■ INSTRUCTIONS TO FOLLOW ■
Copy each line in which the string "JSON" occurs.

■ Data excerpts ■
------------------------

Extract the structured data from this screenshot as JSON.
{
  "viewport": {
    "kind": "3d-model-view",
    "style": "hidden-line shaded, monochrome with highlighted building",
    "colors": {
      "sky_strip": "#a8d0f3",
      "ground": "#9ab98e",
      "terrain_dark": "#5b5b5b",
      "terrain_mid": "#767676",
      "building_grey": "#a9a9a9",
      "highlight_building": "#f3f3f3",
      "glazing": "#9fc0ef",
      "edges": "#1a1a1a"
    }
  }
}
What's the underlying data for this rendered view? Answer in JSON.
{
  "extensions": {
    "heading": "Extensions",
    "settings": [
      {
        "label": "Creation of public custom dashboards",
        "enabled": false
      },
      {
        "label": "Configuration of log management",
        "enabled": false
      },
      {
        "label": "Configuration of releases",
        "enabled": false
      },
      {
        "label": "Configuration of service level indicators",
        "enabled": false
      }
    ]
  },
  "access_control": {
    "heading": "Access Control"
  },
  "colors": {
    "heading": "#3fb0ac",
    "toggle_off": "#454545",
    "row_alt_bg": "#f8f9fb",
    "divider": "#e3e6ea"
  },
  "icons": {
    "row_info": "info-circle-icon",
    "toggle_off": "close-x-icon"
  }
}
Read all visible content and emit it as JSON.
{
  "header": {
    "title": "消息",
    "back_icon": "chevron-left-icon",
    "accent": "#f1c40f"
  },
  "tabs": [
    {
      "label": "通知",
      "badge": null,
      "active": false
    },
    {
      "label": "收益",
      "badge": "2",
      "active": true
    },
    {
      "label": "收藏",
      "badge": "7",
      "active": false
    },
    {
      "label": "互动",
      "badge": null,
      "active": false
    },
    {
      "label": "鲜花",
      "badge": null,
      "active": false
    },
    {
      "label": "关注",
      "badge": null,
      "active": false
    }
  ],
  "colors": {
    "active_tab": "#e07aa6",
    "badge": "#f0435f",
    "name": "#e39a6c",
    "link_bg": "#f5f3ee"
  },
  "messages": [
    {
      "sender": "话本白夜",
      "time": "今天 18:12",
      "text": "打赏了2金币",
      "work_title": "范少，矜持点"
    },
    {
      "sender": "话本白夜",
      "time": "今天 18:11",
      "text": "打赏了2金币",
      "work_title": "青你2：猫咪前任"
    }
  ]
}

------------------------

■ ANSWER TO THIS PROBLEM ■
Extract the structured data from this screenshot as JSON.
What's the underlying data for this rendered view? Answer in JSON.
Read all visible content and emit it as JSON.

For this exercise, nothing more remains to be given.